--- Brief ---
Every line below must be reproduced exactly. Copy them all.

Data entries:
....
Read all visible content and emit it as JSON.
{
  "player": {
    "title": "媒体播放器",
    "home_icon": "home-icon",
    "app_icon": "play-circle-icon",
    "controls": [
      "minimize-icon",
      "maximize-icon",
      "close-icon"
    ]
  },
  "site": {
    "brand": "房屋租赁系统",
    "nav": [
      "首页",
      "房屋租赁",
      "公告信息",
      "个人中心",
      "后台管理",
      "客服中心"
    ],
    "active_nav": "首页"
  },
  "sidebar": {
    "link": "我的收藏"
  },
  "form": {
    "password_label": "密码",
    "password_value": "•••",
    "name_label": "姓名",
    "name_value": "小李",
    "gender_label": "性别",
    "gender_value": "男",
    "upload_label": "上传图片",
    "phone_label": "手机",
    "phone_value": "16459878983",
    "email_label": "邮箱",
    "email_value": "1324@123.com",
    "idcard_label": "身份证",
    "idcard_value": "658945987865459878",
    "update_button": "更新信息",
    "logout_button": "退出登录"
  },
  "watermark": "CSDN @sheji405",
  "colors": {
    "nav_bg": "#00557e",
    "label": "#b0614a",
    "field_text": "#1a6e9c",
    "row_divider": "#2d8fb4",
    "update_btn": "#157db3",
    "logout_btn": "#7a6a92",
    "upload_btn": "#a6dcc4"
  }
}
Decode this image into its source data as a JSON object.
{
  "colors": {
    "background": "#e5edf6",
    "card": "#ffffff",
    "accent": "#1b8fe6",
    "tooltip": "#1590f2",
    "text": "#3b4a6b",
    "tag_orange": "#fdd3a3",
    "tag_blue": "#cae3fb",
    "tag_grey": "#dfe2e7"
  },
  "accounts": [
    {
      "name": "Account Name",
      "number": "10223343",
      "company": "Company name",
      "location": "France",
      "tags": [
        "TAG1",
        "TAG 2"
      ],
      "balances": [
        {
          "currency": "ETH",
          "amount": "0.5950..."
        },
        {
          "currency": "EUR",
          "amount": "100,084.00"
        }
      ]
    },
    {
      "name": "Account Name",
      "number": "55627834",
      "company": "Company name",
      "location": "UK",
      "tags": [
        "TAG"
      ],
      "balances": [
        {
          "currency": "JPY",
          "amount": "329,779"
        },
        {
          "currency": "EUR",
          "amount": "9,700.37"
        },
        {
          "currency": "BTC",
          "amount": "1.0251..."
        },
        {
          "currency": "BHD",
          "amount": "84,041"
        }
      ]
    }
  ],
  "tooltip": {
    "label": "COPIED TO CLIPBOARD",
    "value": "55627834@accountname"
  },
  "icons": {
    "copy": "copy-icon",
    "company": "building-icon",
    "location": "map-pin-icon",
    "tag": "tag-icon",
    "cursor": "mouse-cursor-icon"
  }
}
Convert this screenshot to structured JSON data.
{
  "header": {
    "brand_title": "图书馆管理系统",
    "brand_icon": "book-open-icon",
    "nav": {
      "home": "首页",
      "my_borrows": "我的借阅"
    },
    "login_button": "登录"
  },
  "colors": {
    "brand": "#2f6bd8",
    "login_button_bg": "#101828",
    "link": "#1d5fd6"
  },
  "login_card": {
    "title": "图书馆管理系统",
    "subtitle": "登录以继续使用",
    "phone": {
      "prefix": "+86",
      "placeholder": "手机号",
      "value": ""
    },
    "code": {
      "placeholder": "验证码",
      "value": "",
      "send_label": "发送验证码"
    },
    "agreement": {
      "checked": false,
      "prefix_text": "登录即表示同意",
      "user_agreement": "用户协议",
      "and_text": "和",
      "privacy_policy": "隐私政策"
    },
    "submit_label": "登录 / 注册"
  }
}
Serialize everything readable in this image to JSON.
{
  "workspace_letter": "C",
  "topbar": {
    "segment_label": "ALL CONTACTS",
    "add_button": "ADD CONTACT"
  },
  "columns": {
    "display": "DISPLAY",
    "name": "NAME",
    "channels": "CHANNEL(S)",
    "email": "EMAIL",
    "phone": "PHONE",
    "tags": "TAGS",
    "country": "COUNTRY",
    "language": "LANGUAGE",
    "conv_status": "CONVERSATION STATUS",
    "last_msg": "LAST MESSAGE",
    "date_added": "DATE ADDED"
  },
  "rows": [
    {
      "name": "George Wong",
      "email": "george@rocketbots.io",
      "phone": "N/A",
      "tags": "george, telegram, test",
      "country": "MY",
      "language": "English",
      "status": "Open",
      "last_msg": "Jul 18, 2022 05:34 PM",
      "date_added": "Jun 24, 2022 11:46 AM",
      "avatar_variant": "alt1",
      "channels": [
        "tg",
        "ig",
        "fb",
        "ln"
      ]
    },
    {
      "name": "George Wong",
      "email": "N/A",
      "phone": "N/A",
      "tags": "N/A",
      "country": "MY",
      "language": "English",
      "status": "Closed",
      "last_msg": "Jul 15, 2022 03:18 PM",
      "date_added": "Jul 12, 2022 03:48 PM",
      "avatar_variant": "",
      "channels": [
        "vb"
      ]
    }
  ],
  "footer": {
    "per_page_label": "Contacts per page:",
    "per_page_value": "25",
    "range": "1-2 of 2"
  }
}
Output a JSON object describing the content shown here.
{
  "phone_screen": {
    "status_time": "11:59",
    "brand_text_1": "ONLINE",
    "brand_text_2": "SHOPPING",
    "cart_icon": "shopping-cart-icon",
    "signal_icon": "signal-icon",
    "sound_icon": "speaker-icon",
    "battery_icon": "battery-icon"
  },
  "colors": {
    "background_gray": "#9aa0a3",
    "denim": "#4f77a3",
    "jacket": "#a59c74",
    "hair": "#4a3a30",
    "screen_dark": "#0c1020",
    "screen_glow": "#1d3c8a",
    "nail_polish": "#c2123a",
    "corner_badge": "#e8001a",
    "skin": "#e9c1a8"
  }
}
....
--- Solution to this task ---
Read all visible content and emit it as JSON.
{
  "player": {
    "title": "媒体播放器",
    "home_icon": "home-icon",
    "app_icon": "play-circle-icon",
    "controls": [
      "minimize-icon",
      "maximize-icon",
      "close-icon"
    ]
  },
  "site": {
    "brand": "房屋租赁系统",
    "nav": [
      "首页",
      "房屋租赁",
      "公告信息",
      "个人中心",
      "后台管理",
      "客服中心"
    ],
    "active_nav": "首页"
  },
  "sidebar": {
    "link": "我的收藏"
  },
  "form": {
    "password_label": "密码",
    "password_value": "•••",
    "name_label": "姓名",
    "name_value": "小李",
    "gender_label": "性别",
    "gender_value": "男",
    "upload_label": "上传图片",
    "phone_label": "手机",
    "phone_value": "16459878983",
    "email_label": "邮箱",
    "email_value": "1324@123.com",
    "idcard_label": "身份证",
    "idcard_value": "658945987865459878",
    "update_button": "更新信息",
    "logout_button": "退出登录"
  },
  "watermark": "CSDN @sheji405",
  "colors": {
    "nav_bg": "#00557e",
    "label": "#b0614a",
    "field_text": "#1a6e9c",
    "row_divider": "#2d8fb4",
    "update_btn": "#157db3",
    "logout_btn": "#7a6a92",
    "upload_btn": "#a6dcc4"
  }
}
Decode this image into its source data as a JSON object.
{
  "colors": {
    "background": "#e5edf6",
    "card": "#ffffff",
    "accent": "#1b8fe6",
    "tooltip": "#1590f2",
    "text": "#3b4a6b",
    "tag_orange": "#fdd3a3",
    "tag_blue": "#cae3fb",
    "tag_grey": "#dfe2e7"
  },
  "accounts": [
    {
      "name": "Account Name",
      "number": "10223343",
      "company": "Company name",
      "location": "France",
      "tags": [
        "TAG1",
        "TAG 2"
      ],
      "balances": [
        {
          "currency": "ETH",
          "amount": "0.5950..."
        },
        {
          "currency": "EUR",
          "amount": "100,084.00"
        }
      ]
    },
    {
      "name": "Account Name",
      "number": "55627834",
      "company": "Company name",
      "location": "UK",
      "tags": [
        "TAG"
      ],
      "balances": [
        {
          "currency": "JPY",
          "amount": "329,779"
        },
        {
          "currency": "EUR",
          "amount": "9,700.37"
        },
        {
          "currency": "BTC",
          "amount": "1.0251..."
        },
        {
          "currency": "BHD",
          "amount": "84,041"
        }
      ]
    }
  ],
  "tooltip": {
    "label": "COPIED TO CLIPBOARD",
    "value": "55627834@accountname"
  },
  "icons": {
    "copy": "copy-icon",
    "company": "building-icon",
    "location": "map-pin-icon",
    "tag": "tag-icon",
    "cursor": "mouse-cursor-icon"
  }
}
Convert this screenshot to structured JSON data.
{
  "header": {
    "brand_title": "图书馆管理系统",
    "brand_icon": "book-open-icon",
    "nav": {
      "home": "首页",
      "my_borrows": "我的借阅"
    },
    "login_button": "登录"
  },
  "colors": {
    "brand": "#2f6bd8",
    "login_button_bg": "#101828",
    "link": "#1d5fd6"
  },
  "login_card": {
    "title": "图书馆管理系统",
    "subtitle": "登录以继续使用",
    "phone": {
      "prefix": "+86",
      "placeholder": "手机号",
      "value": ""
    },
    "code": {
      "placeholder": "验证码",
      "value": "",
      "send_label": "发送验证码"
    },
    "agreement": {
      "checked": false,
      "prefix_text": "登录即表示同意",
      "user_agreement": "用户协议",
      "and_text": "和",
      "privacy_policy": "隐私政策"
    },
    "submit_label": "登录 / 注册"
  }
}
Serialize everything readable in this image to JSON.
{
  "workspace_letter": "C",
  "topbar": {
    "segment_label": "ALL CONTACTS",
    "add_button": "ADD CONTACT"
  },
  "columns": {
    "display": "DISPLAY",
    "name": "NAME",
    "channels": "CHANNEL(S)",
    "email": "EMAIL",
    "phone": "PHONE",
    "tags": "TAGS",
    "country": "COUNTRY",
    "language": "LANGUAGE",
    "conv_status": "CONVERSATION STATUS",
    "last_msg": "LAST MESSAGE",
    "date_added": "DATE ADDED"
  },
  "rows": [
    {
      "name": "George Wong",
      "email": "george@rocketbots.io",
      "phone": "N/A",
      "tags": "george, telegram, test",
      "country": "MY",
      "language": "English",
      "status": "Open",
      "last_msg": "Jul 18, 2022 05:34 PM",
      "date_added": "Jun 24, 2022 11:46 AM",
      "avatar_variant": "alt1",
      "channels": [
        "tg",
        "ig",
        "fb",
        "ln"
      ]
    },
    {
      "name": "George Wong",
      "email": "N/A",
      "phone": "N/A",
      "tags": "N/A",
      "country": "MY",
      "language": "English",
      "status": "Closed",
      "last_msg": "Jul 15, 2022 03:18 PM",
      "date_added": "Jul 12, 2022 03:48 PM",
      "avatar_variant": "",
      "channels": [
        "vb"
      ]
    }
  ],
  "footer": {
    "per_page_label": "Contacts per page:",
    "per_page_value": "25",
    "range": "1-2 of 2"
  }
}
Output a JSON object describing the content shown here.
{
  "phone_screen": {
    "status_time": "11:59",
    "brand_text_1": "ONLINE",
    "brand_text_2": "SHOPPING",
    "cart_icon": "shopping-cart-icon",
    "signal_icon": "signal-icon",
    "sound_icon": "speaker-icon",
    "battery_icon": "battery-icon"
  },
  "colors": {
    "background_gray": "#9aa0a3",
    "denim": "#4f77a3",
    "jacket": "#a59c74",
    "hair": "#4a3a30",
    "screen_dark": "#0c1020",
    "screen_glow": "#1d3c8a",
    "nail_polish": "#c2123a",
    "corner_badge": "#e8001a",
    "skin": "#e9c1a8"
  }
}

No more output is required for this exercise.